**Task requirements**
Lines that hold the word "JSON" should be located and copied.
## Start Extracted data
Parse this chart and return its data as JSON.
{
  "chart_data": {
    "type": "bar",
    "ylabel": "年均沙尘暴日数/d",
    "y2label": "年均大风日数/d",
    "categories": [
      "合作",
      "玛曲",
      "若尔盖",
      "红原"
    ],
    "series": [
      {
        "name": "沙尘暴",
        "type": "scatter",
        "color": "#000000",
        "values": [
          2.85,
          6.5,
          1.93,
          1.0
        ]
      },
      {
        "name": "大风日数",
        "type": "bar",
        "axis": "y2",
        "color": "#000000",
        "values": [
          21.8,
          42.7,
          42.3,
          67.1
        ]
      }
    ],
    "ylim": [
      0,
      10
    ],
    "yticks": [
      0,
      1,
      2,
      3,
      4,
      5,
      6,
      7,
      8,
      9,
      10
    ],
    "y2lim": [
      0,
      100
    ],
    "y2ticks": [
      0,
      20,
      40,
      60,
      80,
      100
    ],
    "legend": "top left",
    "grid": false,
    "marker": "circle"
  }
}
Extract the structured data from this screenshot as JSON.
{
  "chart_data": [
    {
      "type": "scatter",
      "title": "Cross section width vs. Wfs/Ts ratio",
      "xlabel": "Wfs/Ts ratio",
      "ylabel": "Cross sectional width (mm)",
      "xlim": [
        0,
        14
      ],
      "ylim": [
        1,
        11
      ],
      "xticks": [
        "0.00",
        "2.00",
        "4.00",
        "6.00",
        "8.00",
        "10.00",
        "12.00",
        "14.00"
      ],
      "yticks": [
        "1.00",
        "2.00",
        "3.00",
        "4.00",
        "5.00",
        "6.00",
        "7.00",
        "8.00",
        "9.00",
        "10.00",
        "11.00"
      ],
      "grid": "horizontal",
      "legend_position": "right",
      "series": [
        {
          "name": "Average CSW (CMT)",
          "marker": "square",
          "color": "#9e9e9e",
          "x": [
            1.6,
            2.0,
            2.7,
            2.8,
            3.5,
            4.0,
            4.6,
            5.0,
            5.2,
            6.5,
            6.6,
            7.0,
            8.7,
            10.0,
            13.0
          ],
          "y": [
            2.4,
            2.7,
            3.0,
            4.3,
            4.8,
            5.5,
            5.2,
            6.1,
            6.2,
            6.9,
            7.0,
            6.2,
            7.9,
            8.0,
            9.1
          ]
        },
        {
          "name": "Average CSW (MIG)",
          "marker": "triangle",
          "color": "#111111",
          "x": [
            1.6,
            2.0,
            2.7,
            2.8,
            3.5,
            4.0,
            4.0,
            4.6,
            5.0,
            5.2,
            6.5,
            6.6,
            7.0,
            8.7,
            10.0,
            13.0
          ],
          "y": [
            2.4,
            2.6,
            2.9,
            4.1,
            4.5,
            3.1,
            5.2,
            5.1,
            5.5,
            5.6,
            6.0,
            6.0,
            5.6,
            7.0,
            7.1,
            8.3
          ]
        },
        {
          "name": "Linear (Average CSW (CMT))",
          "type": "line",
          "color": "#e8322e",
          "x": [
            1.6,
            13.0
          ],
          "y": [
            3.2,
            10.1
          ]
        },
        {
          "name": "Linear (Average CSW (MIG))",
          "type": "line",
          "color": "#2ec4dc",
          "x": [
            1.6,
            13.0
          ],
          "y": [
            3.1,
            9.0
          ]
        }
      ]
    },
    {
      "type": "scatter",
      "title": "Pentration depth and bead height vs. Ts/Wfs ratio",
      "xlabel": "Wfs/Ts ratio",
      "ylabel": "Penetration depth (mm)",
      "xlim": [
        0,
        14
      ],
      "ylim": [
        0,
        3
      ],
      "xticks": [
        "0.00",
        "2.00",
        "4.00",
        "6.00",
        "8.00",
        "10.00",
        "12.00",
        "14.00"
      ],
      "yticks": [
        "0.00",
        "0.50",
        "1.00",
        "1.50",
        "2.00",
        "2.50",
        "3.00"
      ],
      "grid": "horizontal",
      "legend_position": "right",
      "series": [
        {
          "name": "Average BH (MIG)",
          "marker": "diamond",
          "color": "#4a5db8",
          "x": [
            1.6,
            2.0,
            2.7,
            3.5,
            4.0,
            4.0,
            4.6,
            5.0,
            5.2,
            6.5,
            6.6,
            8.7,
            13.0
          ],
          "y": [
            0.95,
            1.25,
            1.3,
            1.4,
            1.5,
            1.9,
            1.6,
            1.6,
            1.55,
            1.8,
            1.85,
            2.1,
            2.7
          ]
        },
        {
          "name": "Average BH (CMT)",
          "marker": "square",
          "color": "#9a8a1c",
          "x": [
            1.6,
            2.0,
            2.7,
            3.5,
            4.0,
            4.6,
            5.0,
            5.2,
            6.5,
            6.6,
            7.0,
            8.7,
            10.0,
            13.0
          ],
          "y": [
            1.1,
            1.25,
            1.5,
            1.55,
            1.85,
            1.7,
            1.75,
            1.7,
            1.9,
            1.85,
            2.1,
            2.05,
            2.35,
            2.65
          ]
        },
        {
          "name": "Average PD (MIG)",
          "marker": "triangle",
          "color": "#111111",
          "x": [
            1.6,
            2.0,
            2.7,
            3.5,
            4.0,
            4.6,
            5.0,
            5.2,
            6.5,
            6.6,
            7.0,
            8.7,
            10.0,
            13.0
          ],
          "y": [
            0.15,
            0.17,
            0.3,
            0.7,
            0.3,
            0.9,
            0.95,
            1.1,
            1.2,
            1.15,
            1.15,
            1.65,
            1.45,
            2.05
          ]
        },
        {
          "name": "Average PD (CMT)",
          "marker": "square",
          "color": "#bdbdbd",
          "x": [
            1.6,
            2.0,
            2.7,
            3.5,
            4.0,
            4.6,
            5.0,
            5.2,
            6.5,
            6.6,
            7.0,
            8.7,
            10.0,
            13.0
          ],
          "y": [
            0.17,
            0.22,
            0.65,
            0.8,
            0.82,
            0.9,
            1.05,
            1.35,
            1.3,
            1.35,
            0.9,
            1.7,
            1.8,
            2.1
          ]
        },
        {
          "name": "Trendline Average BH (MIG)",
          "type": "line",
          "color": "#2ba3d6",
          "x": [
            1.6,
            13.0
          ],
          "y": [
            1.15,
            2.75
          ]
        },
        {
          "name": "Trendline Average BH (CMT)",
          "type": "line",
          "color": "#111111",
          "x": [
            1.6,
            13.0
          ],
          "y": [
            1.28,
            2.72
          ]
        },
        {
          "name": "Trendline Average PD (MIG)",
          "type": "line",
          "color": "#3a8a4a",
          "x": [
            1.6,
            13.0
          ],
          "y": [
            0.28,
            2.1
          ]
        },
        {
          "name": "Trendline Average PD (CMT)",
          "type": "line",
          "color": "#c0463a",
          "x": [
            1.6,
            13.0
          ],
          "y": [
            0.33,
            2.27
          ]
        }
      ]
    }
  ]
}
## End Extracted data
**The result**
Parse this chart and return its data as JSON.
Extract the structured data from this screenshot as JSON.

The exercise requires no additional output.